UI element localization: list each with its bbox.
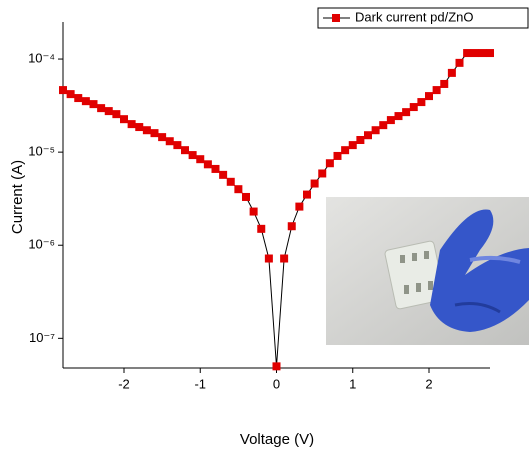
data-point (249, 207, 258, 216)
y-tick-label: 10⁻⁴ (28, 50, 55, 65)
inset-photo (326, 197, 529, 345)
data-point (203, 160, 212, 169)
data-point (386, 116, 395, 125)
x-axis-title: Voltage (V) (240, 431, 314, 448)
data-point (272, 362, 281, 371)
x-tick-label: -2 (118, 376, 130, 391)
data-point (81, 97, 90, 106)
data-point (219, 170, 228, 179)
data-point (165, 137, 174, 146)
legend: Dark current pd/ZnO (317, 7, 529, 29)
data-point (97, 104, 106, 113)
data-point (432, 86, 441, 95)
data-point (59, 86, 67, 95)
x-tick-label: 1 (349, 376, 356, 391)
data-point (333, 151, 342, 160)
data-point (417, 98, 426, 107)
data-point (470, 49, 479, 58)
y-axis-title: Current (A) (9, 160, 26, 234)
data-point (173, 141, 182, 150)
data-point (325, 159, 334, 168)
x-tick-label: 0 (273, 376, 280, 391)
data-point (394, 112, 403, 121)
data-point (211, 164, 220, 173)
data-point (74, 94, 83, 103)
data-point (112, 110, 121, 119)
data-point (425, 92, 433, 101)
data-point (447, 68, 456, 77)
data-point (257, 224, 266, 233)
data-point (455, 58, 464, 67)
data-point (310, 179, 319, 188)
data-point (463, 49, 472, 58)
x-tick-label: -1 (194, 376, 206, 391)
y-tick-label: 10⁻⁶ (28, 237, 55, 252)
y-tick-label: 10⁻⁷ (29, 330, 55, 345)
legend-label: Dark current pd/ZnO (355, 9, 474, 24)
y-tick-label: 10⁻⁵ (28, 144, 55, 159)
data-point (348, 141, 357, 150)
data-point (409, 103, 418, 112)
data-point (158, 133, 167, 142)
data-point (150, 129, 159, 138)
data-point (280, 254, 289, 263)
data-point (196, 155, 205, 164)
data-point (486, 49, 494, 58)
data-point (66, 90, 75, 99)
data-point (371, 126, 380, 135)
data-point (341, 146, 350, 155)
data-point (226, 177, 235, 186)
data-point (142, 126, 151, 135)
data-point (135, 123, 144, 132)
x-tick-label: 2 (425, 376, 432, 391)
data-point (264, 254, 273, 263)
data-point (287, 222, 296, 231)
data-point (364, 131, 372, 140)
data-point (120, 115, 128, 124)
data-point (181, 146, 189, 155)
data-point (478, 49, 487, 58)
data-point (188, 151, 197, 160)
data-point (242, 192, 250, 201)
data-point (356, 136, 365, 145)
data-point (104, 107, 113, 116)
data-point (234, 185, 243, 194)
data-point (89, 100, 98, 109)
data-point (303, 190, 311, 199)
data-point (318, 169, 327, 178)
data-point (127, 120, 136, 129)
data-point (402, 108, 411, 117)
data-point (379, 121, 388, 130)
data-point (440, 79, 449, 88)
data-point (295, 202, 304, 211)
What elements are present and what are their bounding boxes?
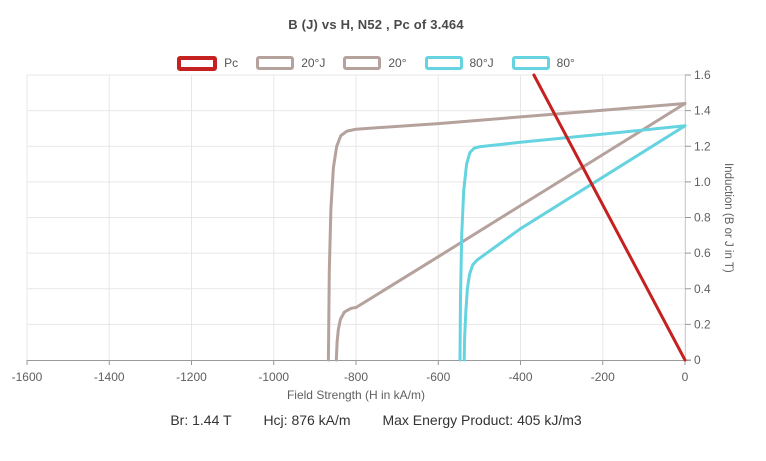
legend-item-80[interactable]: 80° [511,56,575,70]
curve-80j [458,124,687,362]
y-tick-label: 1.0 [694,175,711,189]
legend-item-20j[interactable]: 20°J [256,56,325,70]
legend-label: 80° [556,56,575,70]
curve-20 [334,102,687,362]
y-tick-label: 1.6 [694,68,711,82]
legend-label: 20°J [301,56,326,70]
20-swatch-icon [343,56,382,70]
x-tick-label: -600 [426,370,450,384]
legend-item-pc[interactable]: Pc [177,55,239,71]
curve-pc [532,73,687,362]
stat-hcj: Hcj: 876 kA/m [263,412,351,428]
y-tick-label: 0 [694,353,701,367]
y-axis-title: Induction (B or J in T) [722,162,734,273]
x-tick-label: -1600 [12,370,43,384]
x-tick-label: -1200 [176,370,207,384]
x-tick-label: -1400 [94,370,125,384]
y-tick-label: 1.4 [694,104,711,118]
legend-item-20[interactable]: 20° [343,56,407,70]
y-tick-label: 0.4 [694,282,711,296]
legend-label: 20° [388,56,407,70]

+-------+

## WHAT NEEDS TO BE DONE
Lay out every line of the records above as a Markdown table with the columns Row and Line, numbering the rows and skipping blank lines. Leave the pictures out of the table.

## REPLY
| Row | Line |
|---|---|
| 1 | UI element localization: list each with its bbox. |
| 2 | data-point (249, 207, 258, 216) |
| 3 | y-tick-label: 10⁻⁴ (28, 50, 55, 65) |
| 4 | inset-photo (326, 197, 529, 345) |
| 5 | data-point (203, 160, 212, 169) |
| 6 | data-point (386, 116, 395, 125) |
| 7 | x-axis-title: Voltage (V) (240, 431, 314, 448) |
| 8 | data-point (272, 362, 281, 371) |
| 9 | x-tick-label: -2 (118, 376, 130, 391) |
| 10 | data-point (81, 97, 90, 106) |
| 11 | data-point (219, 170, 228, 179) |
| 12 | data-point (165, 137, 174, 146) |
| 13 | legend: Dark current pd/ZnO (317, 7, 529, 29) |
| 14 | data-point (97, 104, 106, 113) |
| 15 | data-point (432, 86, 441, 95) |
| 16 | data-point (59, 86, 67, 95) |
| 17 | x-tick-label: 1 (349, 376, 356, 391) |
| 18 | data-point (333, 151, 342, 160) |
| 19 | data-point (417, 98, 426, 107) |
| 20 | data-point (470, 49, 479, 58) |
| 21 | y-axis-title: Current (A) (9, 160, 26, 234) |
| 22 | data-point (173, 141, 182, 150) |
| 23 | data-point (325, 159, 334, 168) |
| 24 | x-tick-label: 0 (273, 376, 280, 391) |
| 25 | data-point (394, 112, 403, 121) |
| 26 | data-point (211, 164, 220, 173) |
| 27 | data-point (74, 94, 83, 103) |
| 28 | data-point (112, 110, 121, 119) |
| 29 | data-point (425, 92, 433, 101) |
| 30 | data-point (447, 68, 456, 77) |
| 31 | data-point (257, 224, 266, 233) |
| 32 | data-point (455, 58, 464, 67) |
| 33 | data-point (310, 179, 319, 188) |
| 34 | data-point (463, 49, 472, 58) |
| 35 | x-tick-label: -1 (194, 376, 206, 391) |
| 36 | y-tick-label: 10⁻⁶ (28, 237, 55, 252) |
| 37 | y-tick-label: 10⁻⁷ (29, 330, 55, 345) |
| 38 | legend-label: Dark current pd/ZnO (355, 9, 474, 24) |
| 39 | y-tick-label: 10⁻⁵ (28, 144, 55, 159) |
| 40 | data-point (348, 141, 357, 150) |
| 41 | data-point (409, 103, 418, 112) |
| 42 | data-point (158, 133, 167, 142) |
| 43 | data-point (150, 129, 159, 138) |
| 44 | data-point (280, 254, 289, 263) |
| 45 | data-point (196, 155, 205, 164) |
| 46 | data-point (486, 49, 494, 58) |
| 47 | data-point (66, 90, 75, 99) |
| 48 | data-point (371, 126, 380, 135) |
| 49 | data-point (341, 146, 350, 155) |
| 50 | data-point (226, 177, 235, 186) |
| 51 | data-point (142, 126, 151, 135) |
| 52 | data-point (135, 123, 144, 132) |
| 53 | x-tick-label: 2 (425, 376, 432, 391) |
| 54 | data-point (264, 254, 273, 263) |
| 55 | data-point (287, 222, 296, 231) |
| 56 | data-point (364, 131, 372, 140) |
| 57 | data-point (120, 115, 128, 124) |
| 58 | data-point (181, 146, 189, 155) |
| 59 | data-point (478, 49, 487, 58) |
| 60 | data-point (188, 151, 197, 160) |
| 61 | data-point (242, 192, 250, 201) |
| 62 | data-point (356, 136, 365, 145) |
| 63 | data-point (104, 107, 113, 116) |
| 64 | data-point (234, 185, 243, 194) |
| 65 | data-point (89, 100, 98, 109) |
| 66 | data-point (303, 190, 311, 199) |
| 67 | data-point (318, 169, 327, 178) |
| 68 | data-point (127, 120, 136, 129) |
| 69 | data-point (402, 108, 411, 117) |
| 70 | data-point (379, 121, 388, 130) |
| 71 | data-point (440, 79, 449, 88) |
| 72 | data-point (295, 202, 304, 211) |
| 73 | What elements are present and what are their bounding boxes? |
| 74 | legend-item-80[interactable]: 80° [511,56,575,70] |
| 75 | curve-80j [458,124,687,362] |
| 76 | y-tick-label: 1.0 [694,175,711,189] |
| 77 | legend-item-20j[interactable]: 20°J [256,56,325,70] |
| 78 | legend-label: 80° [556,56,575,70] |
| 79 | curve-20 [334,102,687,362] |
| 80 | y-tick-label: 1.6 [694,68,711,82] |
| 81 | legend-label: 20°J [301,56,326,70] |
| 82 | 20-swatch-icon [343,56,382,70] |
| 83 | x-tick-label: -600 [426,370,450,384] |
| 84 | legend-item-pc[interactable]: Pc [177,55,239,71] |
| 85 | curve-pc [532,73,687,362] |
| 86 | stat-hcj: Hcj: 876 kA/m [263,412,351,428] |
| 87 | y-tick-label: 0 [694,353,701,367] |
| 88 | y-axis-title: Induction (B or J in T) [722,162,734,273] |
| 89 | x-tick-label: -1600 [12,370,43,384] |
| 90 | x-tick-label: -1200 [176,370,207,384] |
| 91 | x-tick-label: -1400 [94,370,125,384] |
| 92 | y-tick-label: 1.4 [694,104,711,118] |
| 93 | legend-item-20[interactable]: 20° [343,56,407,70] |
| 94 | y-tick-label: 0.4 [694,282,711,296] |
| 95 | legend-label: 20° [388,56,407,70] |